**Prompt**
Return every line of the data that contains the string "FIGO".

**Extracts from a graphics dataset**
- - -

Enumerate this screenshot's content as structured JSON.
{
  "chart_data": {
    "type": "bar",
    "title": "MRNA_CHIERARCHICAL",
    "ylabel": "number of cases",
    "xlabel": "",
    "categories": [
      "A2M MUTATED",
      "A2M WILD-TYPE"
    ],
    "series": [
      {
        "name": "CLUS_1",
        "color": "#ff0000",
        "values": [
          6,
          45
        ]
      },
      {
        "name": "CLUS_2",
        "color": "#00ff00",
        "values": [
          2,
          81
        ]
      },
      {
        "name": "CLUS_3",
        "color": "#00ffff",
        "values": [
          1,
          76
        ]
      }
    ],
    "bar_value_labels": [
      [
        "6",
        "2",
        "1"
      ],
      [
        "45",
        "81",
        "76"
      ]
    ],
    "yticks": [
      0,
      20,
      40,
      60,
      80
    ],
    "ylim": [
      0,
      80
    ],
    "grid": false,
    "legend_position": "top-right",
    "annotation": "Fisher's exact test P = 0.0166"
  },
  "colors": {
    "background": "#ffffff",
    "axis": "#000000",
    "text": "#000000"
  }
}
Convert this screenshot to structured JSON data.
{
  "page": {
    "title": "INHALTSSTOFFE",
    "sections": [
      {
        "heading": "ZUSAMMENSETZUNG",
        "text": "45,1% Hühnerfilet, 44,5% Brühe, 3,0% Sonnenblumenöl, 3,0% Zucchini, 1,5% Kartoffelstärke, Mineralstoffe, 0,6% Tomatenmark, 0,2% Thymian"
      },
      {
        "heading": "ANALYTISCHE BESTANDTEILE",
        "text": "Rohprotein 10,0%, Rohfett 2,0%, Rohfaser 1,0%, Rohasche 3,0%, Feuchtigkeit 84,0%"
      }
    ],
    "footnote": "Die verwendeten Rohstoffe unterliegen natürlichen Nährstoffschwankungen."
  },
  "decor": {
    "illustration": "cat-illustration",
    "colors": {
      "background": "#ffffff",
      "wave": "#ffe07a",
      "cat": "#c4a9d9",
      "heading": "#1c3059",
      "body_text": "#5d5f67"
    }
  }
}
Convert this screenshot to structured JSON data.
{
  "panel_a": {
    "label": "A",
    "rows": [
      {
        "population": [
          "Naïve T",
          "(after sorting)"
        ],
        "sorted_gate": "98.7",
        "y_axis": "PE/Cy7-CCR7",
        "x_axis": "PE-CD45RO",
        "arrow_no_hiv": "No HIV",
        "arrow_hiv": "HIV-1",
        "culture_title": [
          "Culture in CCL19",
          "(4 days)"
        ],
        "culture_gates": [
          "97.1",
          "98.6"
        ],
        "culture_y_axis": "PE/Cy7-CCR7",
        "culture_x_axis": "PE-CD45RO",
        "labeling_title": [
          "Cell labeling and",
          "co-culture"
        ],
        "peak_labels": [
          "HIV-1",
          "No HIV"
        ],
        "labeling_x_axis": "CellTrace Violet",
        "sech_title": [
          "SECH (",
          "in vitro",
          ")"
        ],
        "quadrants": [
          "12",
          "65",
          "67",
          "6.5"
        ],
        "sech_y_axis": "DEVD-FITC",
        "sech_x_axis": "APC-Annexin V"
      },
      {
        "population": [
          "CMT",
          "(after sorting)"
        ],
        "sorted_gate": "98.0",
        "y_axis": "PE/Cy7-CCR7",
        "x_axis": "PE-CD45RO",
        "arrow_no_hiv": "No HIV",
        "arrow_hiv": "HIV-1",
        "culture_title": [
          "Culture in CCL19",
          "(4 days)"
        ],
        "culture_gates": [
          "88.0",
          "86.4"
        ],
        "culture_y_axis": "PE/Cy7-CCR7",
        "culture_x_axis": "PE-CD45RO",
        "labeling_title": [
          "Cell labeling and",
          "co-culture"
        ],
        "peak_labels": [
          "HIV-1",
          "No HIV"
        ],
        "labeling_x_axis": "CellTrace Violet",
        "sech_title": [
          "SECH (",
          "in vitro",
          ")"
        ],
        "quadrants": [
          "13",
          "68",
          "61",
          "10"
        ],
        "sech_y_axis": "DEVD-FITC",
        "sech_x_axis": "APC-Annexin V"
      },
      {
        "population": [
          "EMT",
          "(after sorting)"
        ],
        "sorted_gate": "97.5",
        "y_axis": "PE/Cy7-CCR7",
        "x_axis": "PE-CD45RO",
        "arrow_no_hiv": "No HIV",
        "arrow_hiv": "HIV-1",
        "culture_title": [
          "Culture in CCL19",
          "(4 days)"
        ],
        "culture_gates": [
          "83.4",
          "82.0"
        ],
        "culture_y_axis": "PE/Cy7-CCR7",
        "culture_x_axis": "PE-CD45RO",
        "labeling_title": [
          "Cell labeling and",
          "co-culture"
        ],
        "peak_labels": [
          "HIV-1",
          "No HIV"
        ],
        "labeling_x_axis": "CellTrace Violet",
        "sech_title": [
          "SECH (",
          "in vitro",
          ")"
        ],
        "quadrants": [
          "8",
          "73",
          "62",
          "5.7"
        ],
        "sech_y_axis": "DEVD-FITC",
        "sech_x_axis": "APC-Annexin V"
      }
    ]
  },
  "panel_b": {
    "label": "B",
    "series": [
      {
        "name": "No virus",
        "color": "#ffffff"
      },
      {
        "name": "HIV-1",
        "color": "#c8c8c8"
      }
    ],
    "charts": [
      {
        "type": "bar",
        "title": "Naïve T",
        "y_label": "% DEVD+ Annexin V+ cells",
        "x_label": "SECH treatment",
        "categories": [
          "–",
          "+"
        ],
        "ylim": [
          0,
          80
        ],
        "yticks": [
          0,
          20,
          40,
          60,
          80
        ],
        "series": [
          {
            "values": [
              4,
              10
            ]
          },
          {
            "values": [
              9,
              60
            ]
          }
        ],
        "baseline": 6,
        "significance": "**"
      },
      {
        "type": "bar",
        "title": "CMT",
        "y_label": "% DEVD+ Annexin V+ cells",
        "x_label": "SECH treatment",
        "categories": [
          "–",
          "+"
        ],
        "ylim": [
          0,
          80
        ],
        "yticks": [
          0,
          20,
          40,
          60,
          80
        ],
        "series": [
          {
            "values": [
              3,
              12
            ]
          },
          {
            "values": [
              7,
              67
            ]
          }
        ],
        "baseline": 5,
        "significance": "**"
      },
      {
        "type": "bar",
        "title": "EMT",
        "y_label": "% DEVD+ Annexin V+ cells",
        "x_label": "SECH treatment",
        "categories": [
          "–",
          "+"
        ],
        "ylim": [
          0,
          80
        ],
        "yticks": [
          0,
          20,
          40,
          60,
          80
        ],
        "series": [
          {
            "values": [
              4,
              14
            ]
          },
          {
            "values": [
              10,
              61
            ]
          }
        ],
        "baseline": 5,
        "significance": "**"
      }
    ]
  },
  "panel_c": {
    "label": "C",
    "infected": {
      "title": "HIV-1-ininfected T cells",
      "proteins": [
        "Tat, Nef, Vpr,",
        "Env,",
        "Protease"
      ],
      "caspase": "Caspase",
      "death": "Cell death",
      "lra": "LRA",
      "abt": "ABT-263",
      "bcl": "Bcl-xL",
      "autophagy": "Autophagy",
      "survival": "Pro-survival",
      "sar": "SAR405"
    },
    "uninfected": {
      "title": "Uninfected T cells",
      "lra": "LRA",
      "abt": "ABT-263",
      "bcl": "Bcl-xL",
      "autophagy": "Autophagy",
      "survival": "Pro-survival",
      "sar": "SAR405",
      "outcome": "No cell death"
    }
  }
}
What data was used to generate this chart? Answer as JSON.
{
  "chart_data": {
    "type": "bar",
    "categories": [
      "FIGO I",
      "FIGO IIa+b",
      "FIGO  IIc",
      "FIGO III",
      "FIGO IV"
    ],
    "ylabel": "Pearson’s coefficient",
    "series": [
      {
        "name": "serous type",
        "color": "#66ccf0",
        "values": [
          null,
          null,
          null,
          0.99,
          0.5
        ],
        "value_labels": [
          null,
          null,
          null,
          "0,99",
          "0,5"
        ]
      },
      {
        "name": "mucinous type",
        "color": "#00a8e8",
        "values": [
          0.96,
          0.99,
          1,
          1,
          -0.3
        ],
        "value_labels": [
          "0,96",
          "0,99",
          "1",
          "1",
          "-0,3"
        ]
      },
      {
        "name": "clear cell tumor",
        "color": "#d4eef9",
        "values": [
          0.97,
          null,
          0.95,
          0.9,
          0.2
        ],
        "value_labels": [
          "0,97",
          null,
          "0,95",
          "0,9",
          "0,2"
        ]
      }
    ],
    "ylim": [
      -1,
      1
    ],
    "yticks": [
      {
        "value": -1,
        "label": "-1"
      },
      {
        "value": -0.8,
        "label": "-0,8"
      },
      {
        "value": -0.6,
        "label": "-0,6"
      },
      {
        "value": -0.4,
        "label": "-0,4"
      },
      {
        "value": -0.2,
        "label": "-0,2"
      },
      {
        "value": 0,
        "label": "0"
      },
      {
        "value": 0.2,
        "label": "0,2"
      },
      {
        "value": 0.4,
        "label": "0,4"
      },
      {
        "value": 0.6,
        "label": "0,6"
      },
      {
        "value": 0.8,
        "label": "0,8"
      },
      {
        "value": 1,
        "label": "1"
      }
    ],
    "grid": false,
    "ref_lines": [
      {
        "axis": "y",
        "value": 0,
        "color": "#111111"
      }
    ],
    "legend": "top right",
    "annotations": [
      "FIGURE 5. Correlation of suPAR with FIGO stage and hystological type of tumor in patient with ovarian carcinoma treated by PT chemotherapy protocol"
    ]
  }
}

- - -

**Answer area**
      "FIGO I",
      "FIGO IIa+b",
      "FIGO  IIc",
      "FIGO III",
      "FIGO IV"
      "FIGURE 5. Correlation of suPAR with FIGO stage and hystological type of tumor in patient with ovarian carcinoma treated by PT chemotherapy protocol"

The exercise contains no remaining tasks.